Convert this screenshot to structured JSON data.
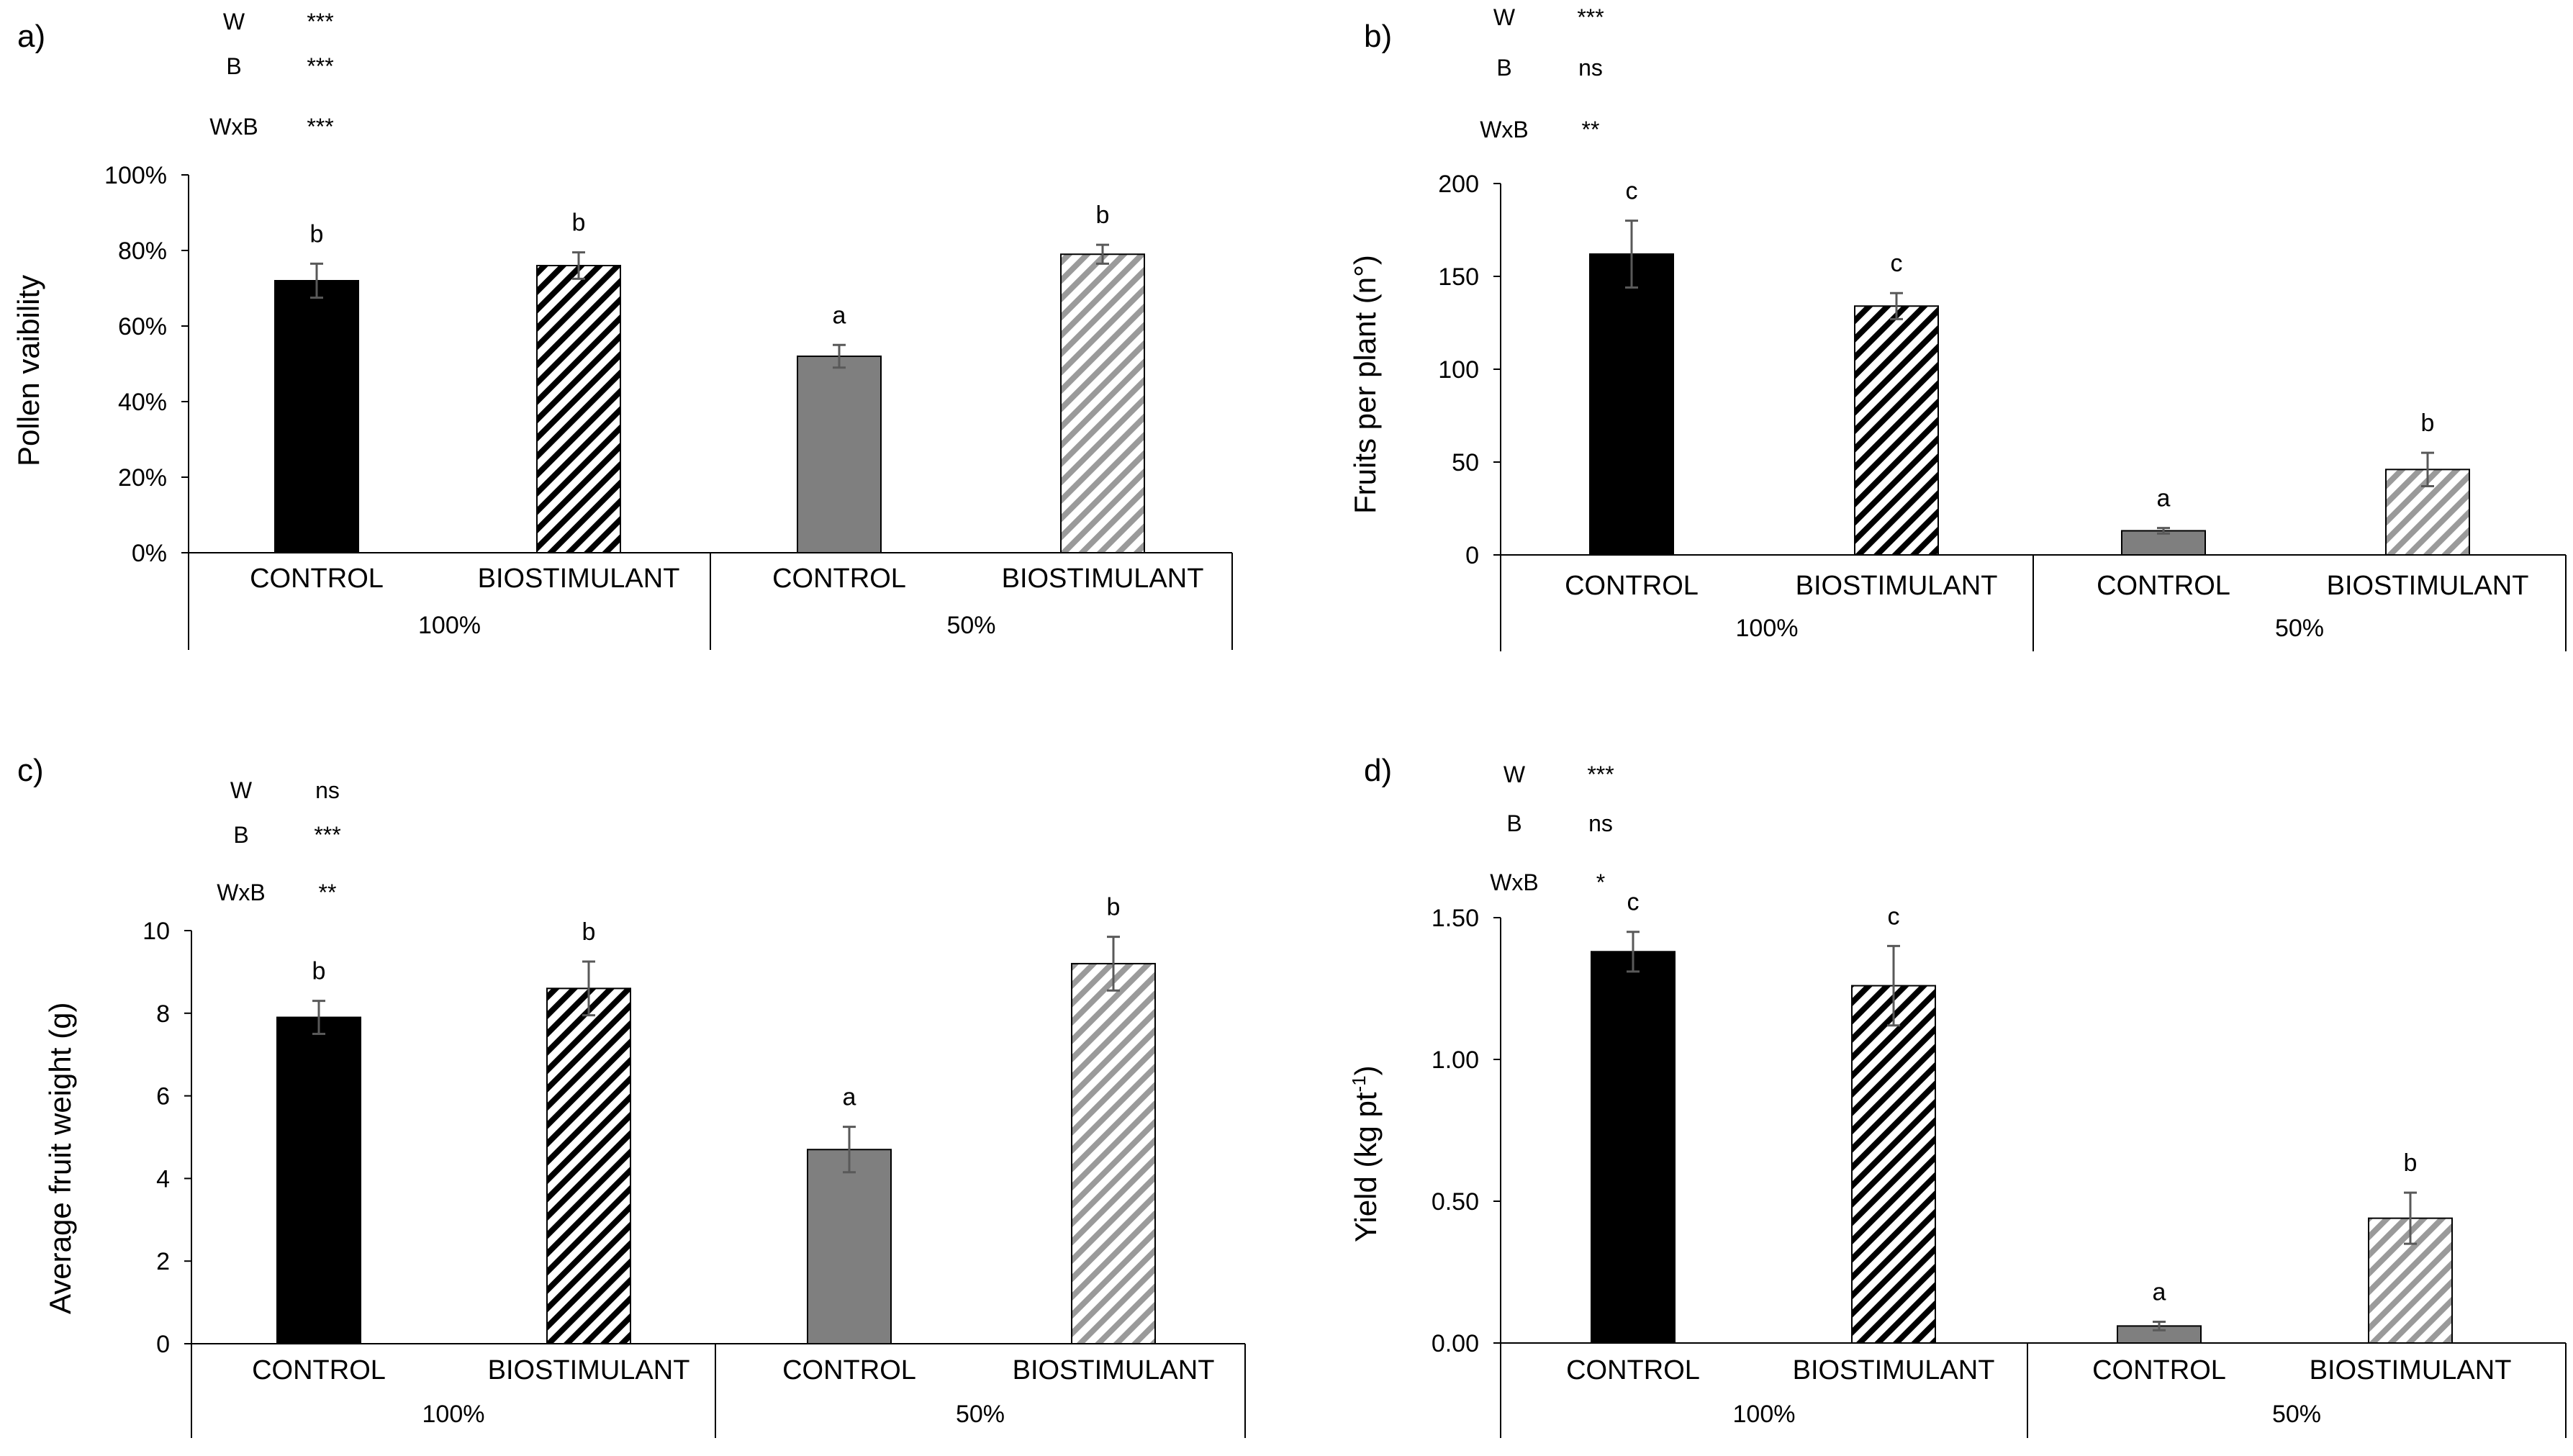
{
  "chart_data": [
    {
      "type": "bar",
      "panel_label": "a)",
      "ylabel": "Pollen vaibility",
      "ylim": [
        0,
        100
      ],
      "ytick_values": [
        0,
        20,
        40,
        60,
        80,
        100
      ],
      "ytick_labels": [
        "0%",
        "20%",
        "40%",
        "60%",
        "80%",
        "100%"
      ],
      "groups": [
        "100%",
        "50%"
      ],
      "categories": [
        "CONTROL",
        "BIOSTIMULANT",
        "CONTROL",
        "BIOSTIMULANT"
      ],
      "values": [
        72,
        76,
        52,
        79
      ],
      "errors": [
        4.5,
        3.5,
        3,
        2.5
      ],
      "letters": [
        "b",
        "b",
        "a",
        "b"
      ],
      "stats": [
        {
          "factor": "W",
          "sig": "***"
        },
        {
          "factor": "B",
          "sig": "***"
        },
        {
          "factor": "WxB",
          "sig": "***"
        }
      ]
    },
    {
      "type": "bar",
      "panel_label": "b)",
      "ylabel": "Fruits per plant (n°)",
      "ylim": [
        0,
        200
      ],
      "ytick_values": [
        0,
        50,
        100,
        150,
        200
      ],
      "ytick_labels": [
        "0",
        "50",
        "100",
        "150",
        "200"
      ],
      "groups": [
        "100%",
        "50%"
      ],
      "categories": [
        "CONTROL",
        "BIOSTIMULANT",
        "CONTROL",
        "BIOSTIMULANT"
      ],
      "values": [
        162,
        134,
        13,
        46
      ],
      "errors": [
        18,
        7,
        1.5,
        9
      ],
      "letters": [
        "c",
        "c",
        "a",
        "b"
      ],
      "stats": [
        {
          "factor": "W",
          "sig": "***"
        },
        {
          "factor": "B",
          "sig": "ns"
        },
        {
          "factor": "WxB",
          "sig": "**"
        }
      ]
    },
    {
      "type": "bar",
      "panel_label": "c)",
      "ylabel": "Average fruit weight (g)",
      "ylim": [
        0,
        10
      ],
      "ytick_values": [
        0,
        2,
        4,
        6,
        8,
        10
      ],
      "ytick_labels": [
        "0",
        "2",
        "4",
        "6",
        "8",
        "10"
      ],
      "groups": [
        "100%",
        "50%"
      ],
      "categories": [
        "CONTROL",
        "BIOSTIMULANT",
        "CONTROL",
        "BIOSTIMULANT"
      ],
      "values": [
        7.9,
        8.6,
        4.7,
        9.2
      ],
      "errors": [
        0.4,
        0.65,
        0.55,
        0.65
      ],
      "letters": [
        "b",
        "b",
        "a",
        "b"
      ],
      "stats": [
        {
          "factor": "W",
          "sig": "ns"
        },
        {
          "factor": "B",
          "sig": "***"
        },
        {
          "factor": "WxB",
          "sig": "**"
        }
      ]
    },
    {
      "type": "bar",
      "panel_label": "d)",
      "ylabel": "Yield (kg pt",
      "ylabel_sup": "-1",
      "ylabel_tail": ")",
      "ylim": [
        0,
        1.5
      ],
      "ytick_values": [
        0,
        0.5,
        1.0,
        1.5
      ],
      "ytick_labels": [
        "0.00",
        "0.50",
        "1.00",
        "1.50"
      ],
      "groups": [
        "100%",
        "50%"
      ],
      "categories": [
        "CONTROL",
        "BIOSTIMULANT",
        "CONTROL",
        "BIOSTIMULANT"
      ],
      "values": [
        1.38,
        1.26,
        0.06,
        0.44
      ],
      "errors": [
        0.07,
        0.14,
        0.015,
        0.09
      ],
      "letters": [
        "c",
        "c",
        "a",
        "b"
      ],
      "stats": [
        {
          "factor": "W",
          "sig": "***"
        },
        {
          "factor": "B",
          "sig": "ns"
        },
        {
          "factor": "WxB",
          "sig": "*"
        }
      ]
    }
  ],
  "colors": {
    "control_100": "#000000",
    "control_50": "#7f7f7f",
    "biostimulant_100_stripe": "#000000",
    "biostimulant_50_stripe": "#9a9a9a",
    "errorbar": "#595959",
    "axis": "#000000",
    "text": "#000000"
  }
}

┄┄┄┄┄┄┄┄┄┄┄┄┄┄┄┄┄┄┄┄

→ **Stated exercise**
Give the data above again in full and unchanged, skipping the pictures.

→ **Output below**
Convert this screenshot to structured JSON data.
{
  "chart_data": [
    {
      "type": "bar",
      "panel_label": "a)",
      "ylabel": "Pollen vaibility",
      "ylim": [
        0,
        100
      ],
      "ytick_values": [
        0,
        20,
        40,
        60,
        80,
        100
      ],
      "ytick_labels": [
        "0%",
        "20%",
        "40%",
        "60%",
        "80%",
        "100%"
      ],
      "groups": [
        "100%",
        "50%"
      ],
      "categories": [
        "CONTROL",
        "BIOSTIMULANT",
        "CONTROL",
        "BIOSTIMULANT"
      ],
      "values": [
        72,
        76,
        52,
        79
      ],
      "errors": [
        4.5,
        3.5,
        3,
        2.5
      ],
      "letters": [
        "b",
        "b",
        "a",
        "b"
      ],
      "stats": [
        {
          "factor": "W",
          "sig": "***"
        },
        {
          "factor": "B",
          "sig": "***"
        },
        {
          "factor": "WxB",
          "sig": "***"
        }
      ]
    },
    {
      "type": "bar",
      "panel_label": "b)",
      "ylabel": "Fruits per plant (n°)",
      "ylim": [
        0,
        200
      ],
      "ytick_values": [
        0,
        50,
        100,
        150,
        200
      ],
      "ytick_labels": [
        "0",
        "50",
        "100",
        "150",
        "200"
      ],
      "groups": [
        "100%",
        "50%"
      ],
      "categories": [
        "CONTROL",
        "BIOSTIMULANT",
        "CONTROL",
        "BIOSTIMULANT"
      ],
      "values": [
        162,
        134,
        13,
        46
      ],
      "errors": [
        18,
        7,
        1.5,
        9
      ],
      "letters": [
        "c",
        "c",
        "a",
        "b"
      ],
      "stats": [
        {
          "factor": "W",
          "sig": "***"
        },
        {
          "factor": "B",
          "sig": "ns"
        },
        {
          "factor": "WxB",
          "sig": "**"
        }
      ]
    },
    {
      "type": "bar",
      "panel_label": "c)",
      "ylabel": "Average fruit weight (g)",
      "ylim": [
        0,
        10
      ],
      "ytick_values": [
        0,
        2,
        4,
        6,
        8,
        10
      ],
      "ytick_labels": [
        "0",
        "2",
        "4",
        "6",
        "8",
        "10"
      ],
      "groups": [
        "100%",
        "50%"
      ],
      "categories": [
        "CONTROL",
        "BIOSTIMULANT",
        "CONTROL",
        "BIOSTIMULANT"
      ],
      "values": [
        7.9,
        8.6,
        4.7,
        9.2
      ],
      "errors": [
        0.4,
        0.65,
        0.55,
        0.65
      ],
      "letters": [
        "b",
        "b",
        "a",
        "b"
      ],
      "stats": [
        {
          "factor": "W",
          "sig": "ns"
        },
        {
          "factor": "B",
          "sig": "***"
        },
        {
          "factor": "WxB",
          "sig": "**"
        }
      ]
    },
    {
      "type": "bar",
      "panel_label": "d)",
      "ylabel": "Yield (kg pt",
      "ylabel_sup": "-1",
      "ylabel_tail": ")",
      "ylim": [
        0,
        1.5
      ],
      "ytick_values": [
        0,
        0.5,
        1.0,
        1.5
      ],
      "ytick_labels": [
        "0.00",
        "0.50",
        "1.00",
        "1.50"
      ],
      "groups": [
        "100%",
        "50%"
      ],
      "categories": [
        "CONTROL",
        "BIOSTIMULANT",
        "CONTROL",
        "BIOSTIMULANT"
      ],
      "values": [
        1.38,
        1.26,
        0.06,
        0.44
      ],
      "errors": [
        0.07,
        0.14,
        0.015,
        0.09
      ],
      "letters": [
        "c",
        "c",
        "a",
        "b"
      ],
      "stats": [
        {
          "factor": "W",
          "sig": "***"
        },
        {
          "factor": "B",
          "sig": "ns"
        },
        {
          "factor": "WxB",
          "sig": "*"
        }
      ]
    }
  ],
  "colors": {
    "control_100": "#000000",
    "control_50": "#7f7f7f",
    "biostimulant_100_stripe": "#000000",
    "biostimulant_50_stripe": "#9a9a9a",
    "errorbar": "#595959",
    "axis": "#000000",
    "text": "#000000"
  }
}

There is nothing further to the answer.